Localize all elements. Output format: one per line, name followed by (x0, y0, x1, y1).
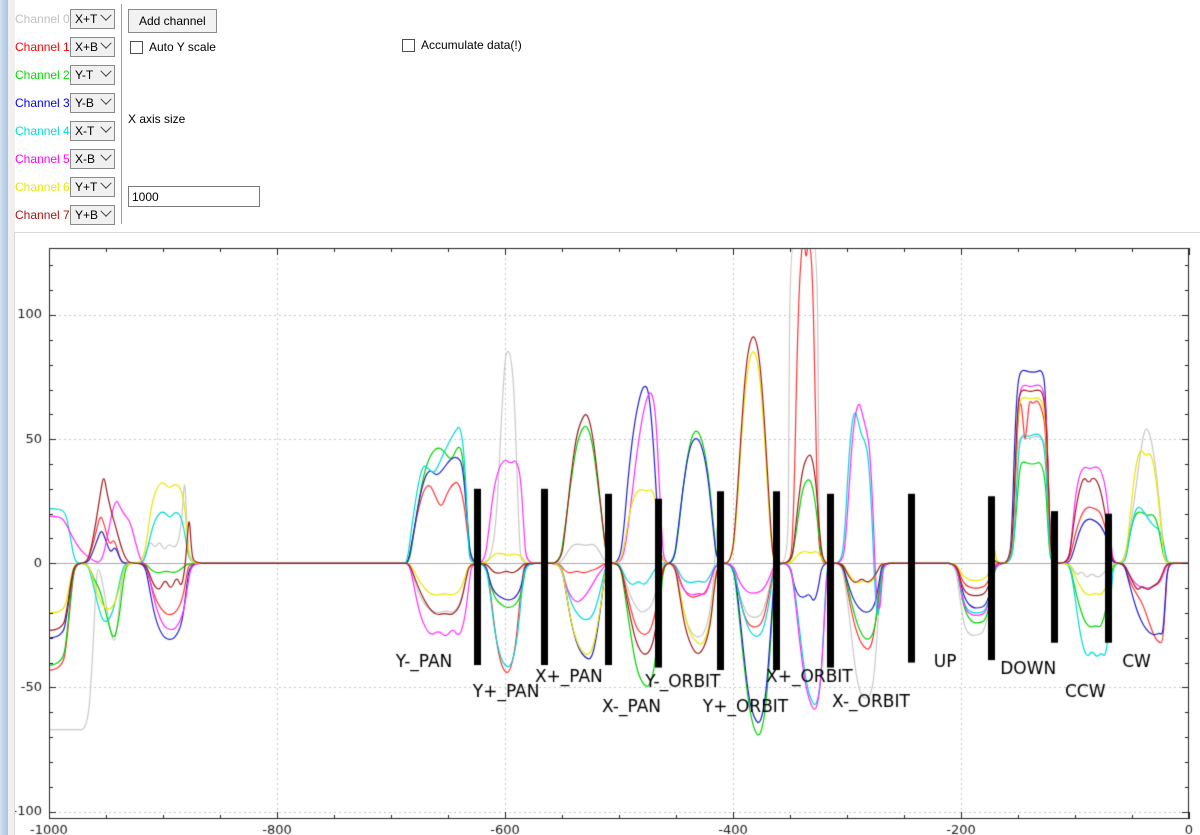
channel-select-2[interactable]: Y-T (70, 65, 115, 85)
channel-select-value-7: Y+B (75, 208, 98, 222)
channel-label-5: Channel 5 (15, 152, 71, 166)
x-axis-size-input[interactable] (128, 186, 260, 207)
channel-select-4[interactable]: X-T (70, 121, 115, 141)
channel-select-value-5: X-B (75, 152, 95, 166)
signal-chart (15, 233, 1200, 835)
channel-select-value-2: Y-T (75, 68, 93, 82)
channel-select-5[interactable]: X-B (70, 149, 115, 169)
channel-label-6: Channel 6 (15, 180, 71, 194)
auto-y-scale-row: Auto Y scale (130, 39, 216, 55)
channel-label-4: Channel 4 (15, 124, 71, 138)
add-channel-button-label: Add channel (139, 14, 206, 28)
channel-label-2: Channel 2 (15, 68, 71, 82)
window-edge-strip (0, 0, 9, 835)
channel-select-7[interactable]: Y+B (70, 205, 115, 225)
channel-label-0: Channel 0 (15, 12, 71, 26)
accumulate-data-label: Accumulate data(!) (421, 38, 522, 52)
signal-plot-app: { "panel": { "channels": [ {"label": "Ch… (0, 0, 1200, 835)
chevron-down-icon (100, 205, 111, 216)
channel-label-7: Channel 7 (15, 208, 71, 222)
chevron-down-icon (100, 177, 111, 188)
channel-select-value-6: Y+T (75, 180, 97, 194)
chevron-down-icon (100, 93, 111, 104)
channel-select-3[interactable]: Y-B (70, 93, 115, 113)
channel-select-0[interactable]: X+T (70, 9, 115, 29)
auto-y-scale-label: Auto Y scale (149, 40, 216, 54)
chevron-down-icon (100, 149, 111, 160)
chart-panel (14, 232, 1200, 835)
auto-y-scale-checkbox[interactable] (130, 41, 143, 54)
panel-separator (121, 4, 122, 224)
control-panel: Channel 0 X+T Channel 1 X+B Channel 2 Y-T Chan… (15, 0, 1200, 231)
channel-select-value-3: Y-B (75, 96, 94, 110)
channel-select-1[interactable]: X+B (70, 37, 115, 57)
channel-label-3: Channel 3 (15, 96, 71, 110)
channel-select-6[interactable]: Y+T (70, 177, 115, 197)
accumulate-data-checkbox[interactable] (402, 39, 415, 52)
add-channel-button[interactable]: Add channel (128, 9, 217, 33)
x-axis-size-label: X axis size (128, 112, 185, 126)
chevron-down-icon (100, 9, 111, 20)
channel-select-value-1: X+B (75, 40, 98, 54)
chevron-down-icon (100, 121, 111, 132)
chevron-down-icon (100, 65, 111, 76)
chevron-down-icon (100, 37, 111, 48)
accumulate-data-row: Accumulate data(!) (402, 37, 522, 53)
channel-select-value-4: X-T (75, 124, 94, 138)
channel-label-1: Channel 1 (15, 40, 71, 54)
channel-select-value-0: X+T (75, 12, 97, 26)
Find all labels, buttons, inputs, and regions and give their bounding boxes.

........

In the listing, change "interactable" to "enabled" in the lines from the one with "channel-select-2[interactable]: Y-T (70, 65, 115, 85)" up to and including the one with "channel-select-value-5: X-B (75, 152, 95, 166)", and leave everything else unchanged. Give back only those lines.

channel-select-2[enabled]: Y-T (70, 65, 115, 85)
channel-select-value-7: Y+B (75, 208, 98, 222)
channel-label-5: Channel 5 (15, 152, 71, 166)
x-axis-size-input[enabled] (128, 186, 260, 207)
channel-select-4[enabled]: X-T (70, 121, 115, 141)
channel-select-value-5: X-B (75, 152, 95, 166)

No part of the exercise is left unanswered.